begin Records for the task
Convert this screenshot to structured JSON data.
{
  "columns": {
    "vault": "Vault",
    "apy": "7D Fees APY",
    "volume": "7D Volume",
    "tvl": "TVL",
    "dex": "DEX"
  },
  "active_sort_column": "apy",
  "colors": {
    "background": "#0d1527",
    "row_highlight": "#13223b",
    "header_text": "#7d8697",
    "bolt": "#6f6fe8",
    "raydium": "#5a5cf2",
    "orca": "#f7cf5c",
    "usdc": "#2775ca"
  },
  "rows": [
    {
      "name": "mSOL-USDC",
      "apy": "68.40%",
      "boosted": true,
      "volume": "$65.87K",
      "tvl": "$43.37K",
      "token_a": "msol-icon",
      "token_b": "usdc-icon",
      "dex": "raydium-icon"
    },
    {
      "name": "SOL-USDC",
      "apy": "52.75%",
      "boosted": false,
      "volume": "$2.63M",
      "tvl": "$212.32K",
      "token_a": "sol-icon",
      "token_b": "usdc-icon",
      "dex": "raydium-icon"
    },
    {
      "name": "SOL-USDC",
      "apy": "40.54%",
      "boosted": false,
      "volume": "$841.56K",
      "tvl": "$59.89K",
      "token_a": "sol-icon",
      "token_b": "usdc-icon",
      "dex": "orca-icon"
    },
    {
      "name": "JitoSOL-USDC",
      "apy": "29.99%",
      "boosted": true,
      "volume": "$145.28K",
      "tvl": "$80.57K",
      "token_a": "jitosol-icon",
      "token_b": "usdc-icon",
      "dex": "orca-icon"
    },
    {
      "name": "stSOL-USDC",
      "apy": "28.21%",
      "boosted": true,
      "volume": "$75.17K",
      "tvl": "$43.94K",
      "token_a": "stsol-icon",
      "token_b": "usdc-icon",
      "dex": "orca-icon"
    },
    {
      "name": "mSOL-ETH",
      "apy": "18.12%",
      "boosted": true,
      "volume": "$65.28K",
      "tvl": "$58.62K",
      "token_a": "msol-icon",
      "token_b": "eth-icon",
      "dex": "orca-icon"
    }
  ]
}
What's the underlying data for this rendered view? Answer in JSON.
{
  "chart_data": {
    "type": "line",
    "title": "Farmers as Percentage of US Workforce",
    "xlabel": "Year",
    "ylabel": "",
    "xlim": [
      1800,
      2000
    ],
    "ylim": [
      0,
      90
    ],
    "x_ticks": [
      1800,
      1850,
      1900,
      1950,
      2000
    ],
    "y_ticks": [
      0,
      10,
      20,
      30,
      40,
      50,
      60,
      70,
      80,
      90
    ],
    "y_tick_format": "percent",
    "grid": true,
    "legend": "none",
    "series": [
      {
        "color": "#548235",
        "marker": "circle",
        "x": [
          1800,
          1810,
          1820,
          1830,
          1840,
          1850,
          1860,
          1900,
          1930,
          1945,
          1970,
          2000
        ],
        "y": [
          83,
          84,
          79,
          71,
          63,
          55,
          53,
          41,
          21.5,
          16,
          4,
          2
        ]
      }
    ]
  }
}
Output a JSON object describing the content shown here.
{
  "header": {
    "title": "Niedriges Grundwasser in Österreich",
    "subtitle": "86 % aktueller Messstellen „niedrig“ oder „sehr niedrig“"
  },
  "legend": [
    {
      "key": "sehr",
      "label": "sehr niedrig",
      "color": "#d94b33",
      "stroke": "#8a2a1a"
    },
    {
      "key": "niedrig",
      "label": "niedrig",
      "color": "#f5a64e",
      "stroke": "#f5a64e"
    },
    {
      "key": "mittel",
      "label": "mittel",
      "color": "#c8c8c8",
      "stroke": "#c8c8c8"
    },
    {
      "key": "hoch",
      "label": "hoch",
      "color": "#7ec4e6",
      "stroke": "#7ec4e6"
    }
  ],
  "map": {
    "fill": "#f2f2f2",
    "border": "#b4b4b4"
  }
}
end Records for the task
**What is asked**
Above are the records; copy all of them exactly.

**Answer below**
Convert this screenshot to structured JSON data.
{
  "columns": {
    "vault": "Vault",
    "apy": "7D Fees APY",
    "volume": "7D Volume",
    "tvl": "TVL",
    "dex": "DEX"
  },
  "active_sort_column": "apy",
  "colors": {
    "background": "#0d1527",
    "row_highlight": "#13223b",
    "header_text": "#7d8697",
    "bolt": "#6f6fe8",
    "raydium": "#5a5cf2",
    "orca": "#f7cf5c",
    "usdc": "#2775ca"
  },
  "rows": [
    {
      "name": "mSOL-USDC",
      "apy": "68.40%",
      "boosted": true,
      "volume": "$65.87K",
      "tvl": "$43.37K",
      "token_a": "msol-icon",
      "token_b": "usdc-icon",
      "dex": "raydium-icon"
    },
    {
      "name": "SOL-USDC",
      "apy": "52.75%",
      "boosted": false,
      "volume": "$2.63M",
      "tvl": "$212.32K",
      "token_a": "sol-icon",
      "token_b": "usdc-icon",
      "dex": "raydium-icon"
    },
    {
      "name": "SOL-USDC",
      "apy": "40.54%",
      "boosted": false,
      "volume": "$841.56K",
      "tvl": "$59.89K",
      "token_a": "sol-icon",
      "token_b": "usdc-icon",
      "dex": "orca-icon"
    },
    {
      "name": "JitoSOL-USDC",
      "apy": "29.99%",
      "boosted": true,
      "volume": "$145.28K",
      "tvl": "$80.57K",
      "token_a": "jitosol-icon",
      "token_b": "usdc-icon",
      "dex": "orca-icon"
    },
    {
      "name": "stSOL-USDC",
      "apy": "28.21%",
      "boosted": true,
      "volume": "$75.17K",
      "tvl": "$43.94K",
      "token_a": "stsol-icon",
      "token_b": "usdc-icon",
      "dex": "orca-icon"
    },
    {
      "name": "mSOL-ETH",
      "apy": "18.12%",
      "boosted": true,
      "volume": "$65.28K",
      "tvl": "$58.62K",
      "token_a": "msol-icon",
      "token_b": "eth-icon",
      "dex": "orca-icon"
    }
  ]
}
What's the underlying data for this rendered view? Answer in JSON.
{
  "chart_data": {
    "type": "line",
    "title": "Farmers as Percentage of US Workforce",
    "xlabel": "Year",
    "ylabel": "",
    "xlim": [
      1800,
      2000
    ],
    "ylim": [
      0,
      90
    ],
    "x_ticks": [
      1800,
      1850,
      1900,
      1950,
      2000
    ],
    "y_ticks": [
      0,
      10,
      20,
      30,
      40,
      50,
      60,
      70,
      80,
      90
    ],
    "y_tick_format": "percent",
    "grid": true,
    "legend": "none",
    "series": [
      {
        "color": "#548235",
        "marker": "circle",
        "x": [
          1800,
          1810,
          1820,
          1830,
          1840,
          1850,
          1860,
          1900,
          1930,
          1945,
          1970,
          2000
        ],
        "y": [
          83,
          84,
          79,
          71,
          63,
          55,
          53,
          41,
          21.5,
          16,
          4,
          2
        ]
      }
    ]
  }
}
Output a JSON object describing the content shown here.
{
  "header": {
    "title": "Niedriges Grundwasser in Österreich",
    "subtitle": "86 % aktueller Messstellen „niedrig“ oder „sehr niedrig“"
  },
  "legend": [
    {
      "key": "sehr",
      "label": "sehr niedrig",
      "color": "#d94b33",
      "stroke": "#8a2a1a"
    },
    {
      "key": "niedrig",
      "label": "niedrig",
      "color": "#f5a64e",
      "stroke": "#f5a64e"
    },
    {
      "key": "mittel",
      "label": "mittel",
      "color": "#c8c8c8",
      "stroke": "#c8c8c8"
    },
    {
      "key": "hoch",
      "label": "hoch",
      "color": "#7ec4e6",
      "stroke": "#7ec4e6"
    }
  ],
  "map": {
    "fill": "#f2f2f2",
    "border": "#b4b4b4"
  }
}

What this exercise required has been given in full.